**SUPPLIED MATERIAL**
-- BEGIN --

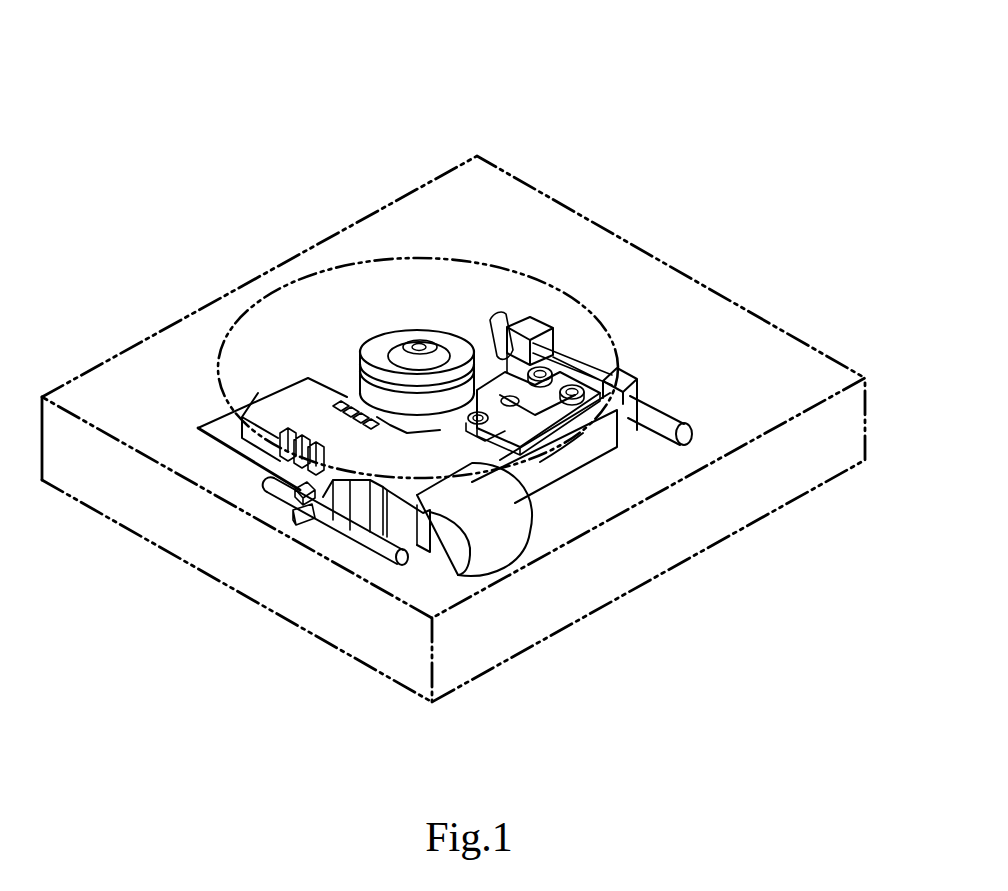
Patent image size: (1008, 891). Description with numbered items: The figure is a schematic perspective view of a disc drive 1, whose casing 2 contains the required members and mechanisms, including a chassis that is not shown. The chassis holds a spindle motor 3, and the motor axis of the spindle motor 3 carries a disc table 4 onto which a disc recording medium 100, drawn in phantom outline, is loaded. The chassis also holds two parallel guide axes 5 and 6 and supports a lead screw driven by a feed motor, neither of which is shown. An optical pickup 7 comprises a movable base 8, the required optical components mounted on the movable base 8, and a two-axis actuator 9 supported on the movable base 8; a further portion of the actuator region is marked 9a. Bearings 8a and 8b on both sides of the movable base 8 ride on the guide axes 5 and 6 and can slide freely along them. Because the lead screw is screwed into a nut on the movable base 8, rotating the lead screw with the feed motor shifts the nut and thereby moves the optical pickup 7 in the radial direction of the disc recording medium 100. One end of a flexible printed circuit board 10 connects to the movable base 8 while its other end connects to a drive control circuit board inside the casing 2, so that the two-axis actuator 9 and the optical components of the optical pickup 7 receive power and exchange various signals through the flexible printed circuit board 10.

The disc drive 1 is at (633, 146).
The casing 2 is at (738, 303).
The spindle motor 3 is at (347, 398).
The disc table 4 is at (394, 338).
The guide axis 5 is at (382, 543).
The guide axis 6 is at (670, 423).
The optical pickup 7 is at (570, 457).
The movable base 8 is at (600, 448).
The bearing 8a is at (300, 520).
The bearing 8b is at (538, 322).
The two-axis actuator 9 is at (475, 392).
The pickup bearing portion 9a is at (487, 390).
The flexible printed circuit board 10 is at (505, 533).
The disc recording medium 100 is at (337, 267).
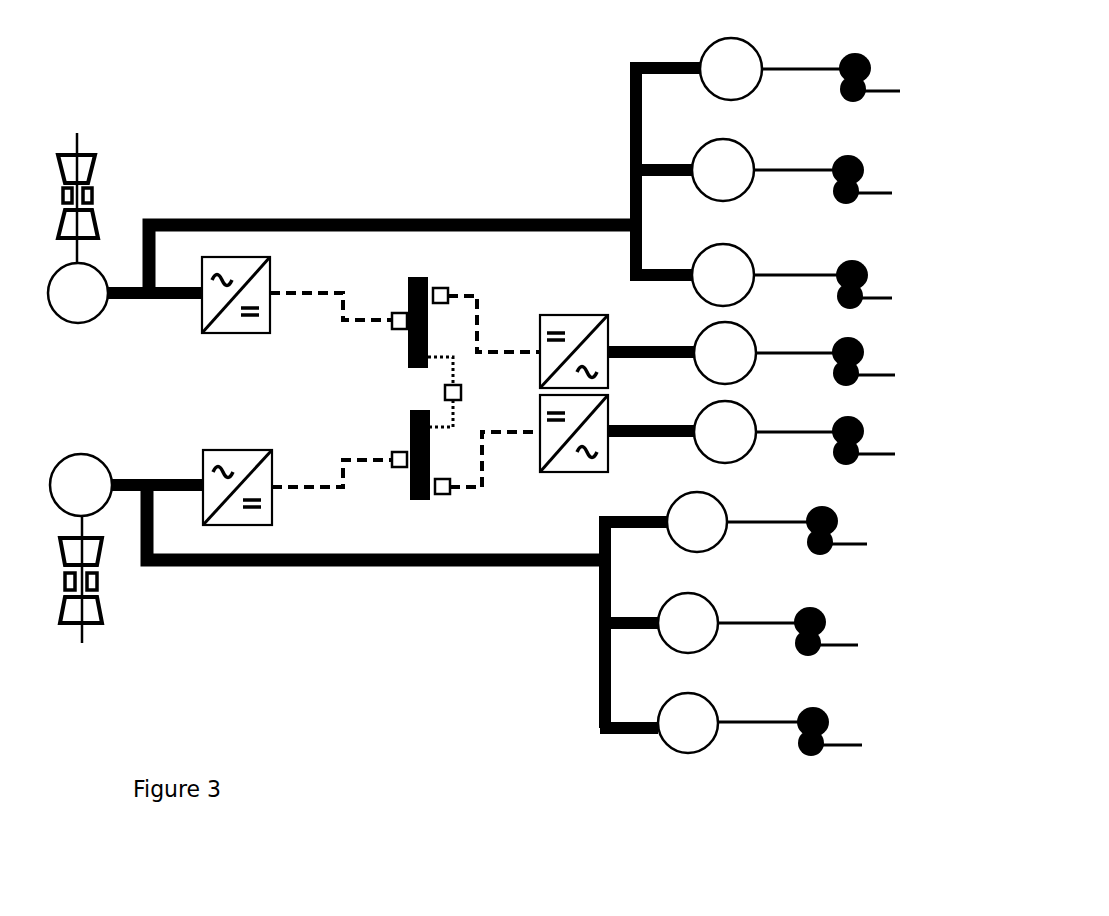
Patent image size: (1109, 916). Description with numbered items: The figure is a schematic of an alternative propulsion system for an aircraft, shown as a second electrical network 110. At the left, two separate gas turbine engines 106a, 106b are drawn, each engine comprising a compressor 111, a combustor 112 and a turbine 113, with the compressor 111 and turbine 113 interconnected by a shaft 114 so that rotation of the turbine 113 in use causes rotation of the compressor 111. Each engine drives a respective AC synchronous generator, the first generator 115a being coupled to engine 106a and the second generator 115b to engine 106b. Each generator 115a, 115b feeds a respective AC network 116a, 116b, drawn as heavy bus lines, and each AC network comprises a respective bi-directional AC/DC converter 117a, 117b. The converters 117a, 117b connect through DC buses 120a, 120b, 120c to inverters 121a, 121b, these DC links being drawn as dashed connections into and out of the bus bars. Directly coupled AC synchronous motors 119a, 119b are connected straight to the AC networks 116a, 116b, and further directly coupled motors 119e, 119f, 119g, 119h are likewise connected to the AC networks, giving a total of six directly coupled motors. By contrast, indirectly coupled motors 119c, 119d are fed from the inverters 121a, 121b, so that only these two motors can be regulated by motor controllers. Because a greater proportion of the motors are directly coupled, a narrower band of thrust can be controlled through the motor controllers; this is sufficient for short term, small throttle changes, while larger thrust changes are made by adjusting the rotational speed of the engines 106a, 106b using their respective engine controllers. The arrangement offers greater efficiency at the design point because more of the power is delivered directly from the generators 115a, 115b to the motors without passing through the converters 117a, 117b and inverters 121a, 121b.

The gas turbine engine 106a is at (167, 146).
The gas turbine engine 106b is at (166, 622).
The second electrical network 110 is at (430, 177).
The compressor 111 is at (63, 195).
The combustor 112 is at (95, 158).
The turbine 113 is at (97, 224).
The shaft 114 is at (80, 247).
The first AC synchronous generator 115a is at (108, 314).
The second AC synchronous generator 115b is at (107, 456).
The AC network 116a is at (290, 218).
The AC network 116b is at (423, 567).
The bi-directional AC/DC converter 117a is at (271, 293).
The bi-directional AC/DC converter 117b is at (272, 520).
The directly coupled AC synchronous motor 119a is at (708, 43).
The directly coupled AC synchronous motor 119b is at (675, 498).
The indirectly coupled motor 119c is at (705, 324).
The indirectly coupled motor 119d is at (705, 397).
The further directly coupled motor 119e is at (700, 141).
The further directly coupled motor 119f is at (701, 247).
The further directly coupled motor 119g is at (708, 597).
The further directly coupled motor 119h is at (712, 697).
The DC bus 120a is at (428, 277).
The DC bus 120b is at (366, 422).
The DC bus 120c is at (413, 500).
The inverter 121a is at (554, 315).
The inverter 121b is at (572, 472).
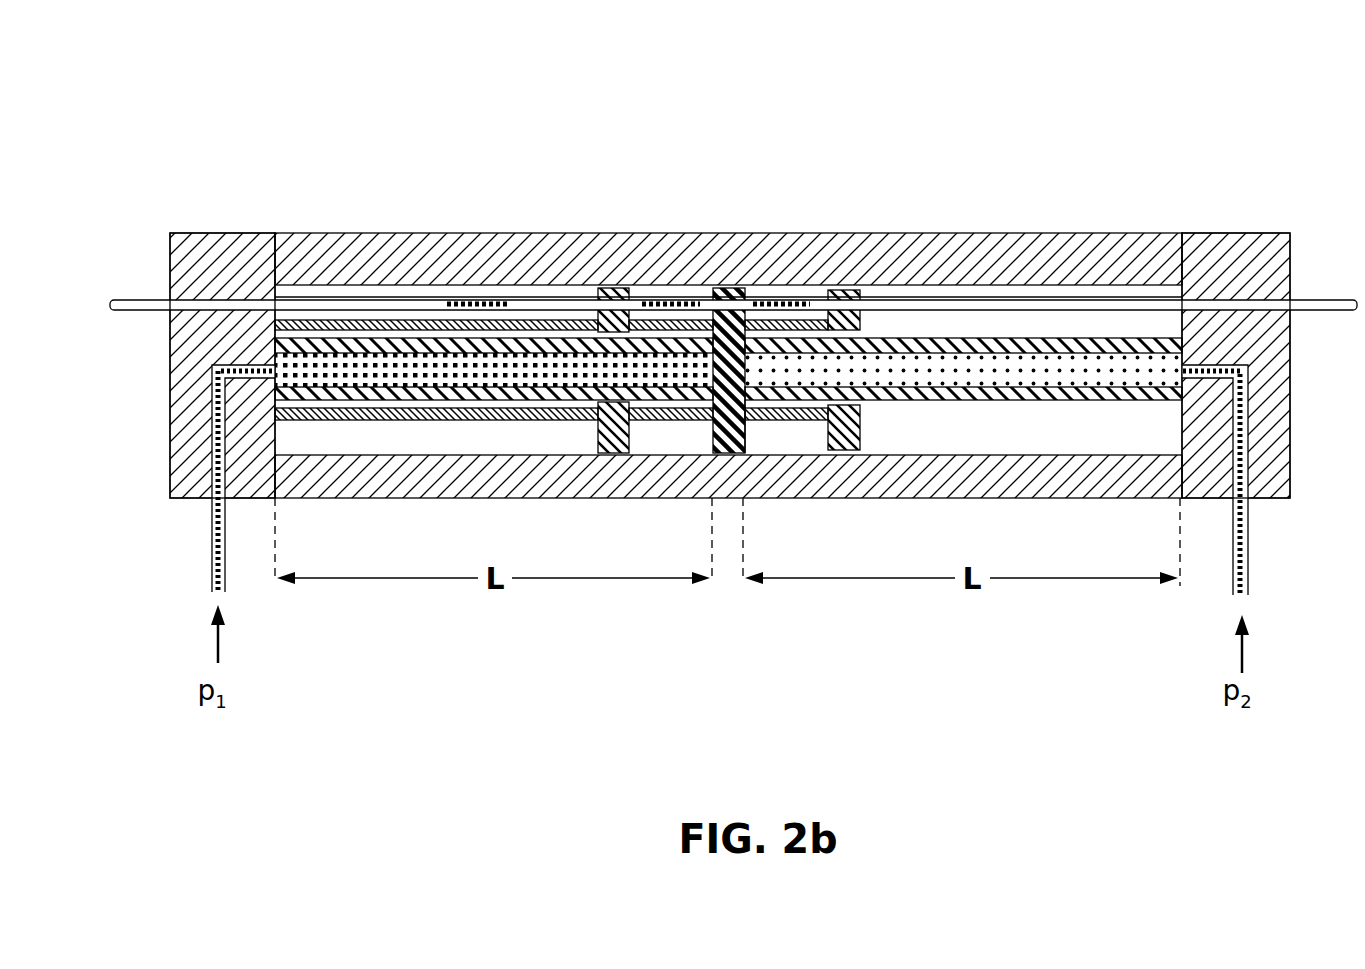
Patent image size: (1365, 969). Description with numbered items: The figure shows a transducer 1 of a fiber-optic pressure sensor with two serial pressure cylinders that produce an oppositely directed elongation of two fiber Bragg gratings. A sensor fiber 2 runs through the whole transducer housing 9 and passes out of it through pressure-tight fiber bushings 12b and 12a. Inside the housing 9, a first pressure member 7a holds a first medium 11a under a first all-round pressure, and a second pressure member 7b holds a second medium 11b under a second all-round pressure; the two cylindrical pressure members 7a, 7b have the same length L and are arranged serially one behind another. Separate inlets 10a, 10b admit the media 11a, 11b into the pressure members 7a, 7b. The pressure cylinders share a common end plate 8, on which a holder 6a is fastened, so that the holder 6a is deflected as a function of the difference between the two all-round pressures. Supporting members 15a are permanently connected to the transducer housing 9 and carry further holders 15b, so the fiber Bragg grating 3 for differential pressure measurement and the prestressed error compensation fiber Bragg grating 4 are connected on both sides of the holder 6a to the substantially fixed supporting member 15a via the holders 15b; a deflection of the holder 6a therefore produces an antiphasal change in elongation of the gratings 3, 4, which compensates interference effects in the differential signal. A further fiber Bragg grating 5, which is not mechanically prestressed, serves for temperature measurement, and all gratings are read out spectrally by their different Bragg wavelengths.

The transducer 1 is at (207, 89).
The sensor fiber 2 is at (133, 300).
The fiber Bragg grating 3 is at (672, 300).
The fiber Bragg grating 4 is at (797, 300).
The fiber Bragg grating 5 is at (480, 300).
The holder 6a is at (730, 305).
The first pressure member 7a is at (422, 340).
The second pressure member 7b is at (993, 340).
The common end plate 8 is at (745, 423).
The transducer housing 9 is at (170, 447).
The inlet 10a is at (212, 545).
The inlet 10b is at (1248, 560).
The first medium 11a is at (510, 373).
The second medium 11b is at (987, 373).
The fiber bushing 12a is at (1237, 297).
The fiber bushing 12b is at (218, 295).
The supporting member 15a is at (345, 322).
The holder 15b is at (607, 300).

-- END --

**DIRECTIONS FOR THIS TASK**
Reproduce every row above verbatim, omitting the pictures from your reply.

**EXERCISE SOLUTION**
Patent image size: (1008, 891). Description with numbered items: The figure is a schematic perspective view of a disc drive 1, whose casing 2 contains the required members and mechanisms, including a chassis that is not shown. The chassis holds a spindle motor 3, and the motor axis of the spindle motor 3 carries a disc table 4 onto which a disc recording medium 100, drawn in phantom outline, is loaded. The chassis also holds two parallel guide axes 5 and 6 and supports a lead screw driven by a feed motor, neither of which is shown. An optical pickup 7 comprises a movable base 8, the required optical components mounted on the movable base 8, and a two-axis actuator 9 supported on the movable base 8; a further portion of the actuator region is marked 9a. Bearings 8a and 8b on both sides of the movable base 8 ride on the guide axes 5 and 6 and can slide freely along them. Because the lead screw is screwed into a nut on the movable base 8, rotating the lead screw with the feed motor shifts the nut and thereby moves the optical pickup 7 in the radial direction of the disc recording medium 100. One end of a flexible printed circuit board 10 connects to the movable base 8 while its other end connects to a drive control circuit board inside the casing 2, so that the two-axis actuator 9 and the optical components of the optical pickup 7 receive power and exchange various signals through the flexible printed circuit board 10.

The disc drive 1 is at (633, 146).
The casing 2 is at (738, 303).
The spindle motor 3 is at (347, 398).
The disc table 4 is at (394, 338).
The guide axis 5 is at (382, 543).
The guide axis 6 is at (670, 423).
The optical pickup 7 is at (570, 457).
The movable base 8 is at (600, 448).
The bearing 8a is at (300, 520).
The bearing 8b is at (538, 322).
The two-axis actuator 9 is at (475, 392).
The pickup bearing portion 9a is at (487, 390).
The flexible printed circuit board 10 is at (505, 533).
The disc recording medium 100 is at (337, 267).
Patent image size: (1109, 916). Description with numbered items: The figure is a schematic of an alternative propulsion system for an aircraft, shown as a second electrical network 110. At the left, two separate gas turbine engines 106a, 106b are drawn, each engine comprising a compressor 111, a combustor 112 and a turbine 113, with the compressor 111 and turbine 113 interconnected by a shaft 114 so that rotation of the turbine 113 in use causes rotation of the compressor 111. Each engine drives a respective AC synchronous generator, the first generator 115a being coupled to engine 106a and the second generator 115b to engine 106b. Each generator 115a, 115b feeds a respective AC network 116a, 116b, drawn as heavy bus lines, and each AC network comprises a respective bi-directional AC/DC converter 117a, 117b. The converters 117a, 117b connect through DC buses 120a, 120b, 120c to inverters 121a, 121b, these DC links being drawn as dashed connections into and out of the bus bars. Directly coupled AC synchronous motors 119a, 119b are connected straight to the AC networks 116a, 116b, and further directly coupled motors 119e, 119f, 119g, 119h are likewise connected to the AC networks, giving a total of six directly coupled motors. By contrast, indirectly coupled motors 119c, 119d are fed from the inverters 121a, 121b, so that only these two motors can be regulated by motor controllers. Because a greater proportion of the motors are directly coupled, a narrower band of thrust can be controlled through the motor controllers; this is sufficient for short term, small throttle changes, while larger thrust changes are made by adjusting the rotational speed of the engines 106a, 106b using their respective engine controllers. The arrangement offers greater efficiency at the design point because more of the power is delivered directly from the generators 115a, 115b to the motors without passing through the converters 117a, 117b and inverters 121a, 121b.

The gas turbine engine 106a is at (167, 146).
The gas turbine engine 106b is at (166, 622).
The second electrical network 110 is at (430, 177).
The compressor 111 is at (63, 195).
The combustor 112 is at (95, 158).
The turbine 113 is at (97, 224).
The shaft 114 is at (80, 247).
The first AC synchronous generator 115a is at (108, 314).
The second AC synchronous generator 115b is at (107, 456).
The AC network 116a is at (290, 218).
The AC network 116b is at (423, 567).
The bi-directional AC/DC converter 117a is at (271, 293).
The bi-directional AC/DC converter 117b is at (272, 520).
The directly coupled AC synchronous motor 119a is at (708, 43).
The directly coupled AC synchronous motor 119b is at (675, 498).
The indirectly coupled motor 119c is at (705, 324).
The indirectly coupled motor 119d is at (705, 397).
The further directly coupled motor 119e is at (700, 141).
The further directly coupled motor 119f is at (701, 247).
The further directly coupled motor 119g is at (708, 597).
The further directly coupled motor 119h is at (712, 697).
The DC bus 120a is at (428, 277).
The DC bus 120b is at (366, 422).
The DC bus 120c is at (413, 500).
The inverter 121a is at (554, 315).
The inverter 121b is at (572, 472).
Patent image size: (1365, 969). Description with numbered items: The figure shows a transducer 1 of a fiber-optic pressure sensor with two serial pressure cylinders that produce an oppositely directed elongation of two fiber Bragg gratings. A sensor fiber 2 runs through the whole transducer housing 9 and passes out of it through pressure-tight fiber bushings 12b and 12a. Inside the housing 9, a first pressure member 7a holds a first medium 11a under a first all-round pressure, and a second pressure member 7b holds a second medium 11b under a second all-round pressure; the two cylindrical pressure members 7a, 7b have the same length L and are arranged serially one behind another. Separate inlets 10a, 10b admit the media 11a, 11b into the pressure members 7a, 7b. The pressure cylinders share a common end plate 8, on which a holder 6a is fastened, so that the holder 6a is deflected as a function of the difference between the two all-round pressures. Supporting members 15a are permanently connected to the transducer housing 9 and carry further holders 15b, so the fiber Bragg grating 3 for differential pressure measurement and the prestressed error compensation fiber Bragg grating 4 are connected on both sides of the holder 6a to the substantially fixed supporting member 15a via the holders 15b; a deflection of the holder 6a therefore produces an antiphasal change in elongation of the gratings 3, 4, which compensates interference effects in the differential signal. A further fiber Bragg grating 5, which is not mechanically prestressed, serves for temperature measurement, and all gratings are read out spectrally by their different Bragg wavelengths.

The transducer 1 is at (207, 89).
The sensor fiber 2 is at (133, 300).
The fiber Bragg grating 3 is at (672, 300).
The fiber Bragg grating 4 is at (797, 300).
The fiber Bragg grating 5 is at (480, 300).
The holder 6a is at (730, 305).
The first pressure member 7a is at (422, 340).
The second pressure member 7b is at (993, 340).
The common end plate 8 is at (745, 423).
The transducer housing 9 is at (170, 447).
The inlet 10a is at (212, 545).
The inlet 10b is at (1248, 560).
The first medium 11a is at (510, 373).
The second medium 11b is at (987, 373).
The fiber bushing 12a is at (1237, 297).
The fiber bushing 12b is at (218, 295).
The supporting member 15a is at (345, 322).
The holder 15b is at (607, 300).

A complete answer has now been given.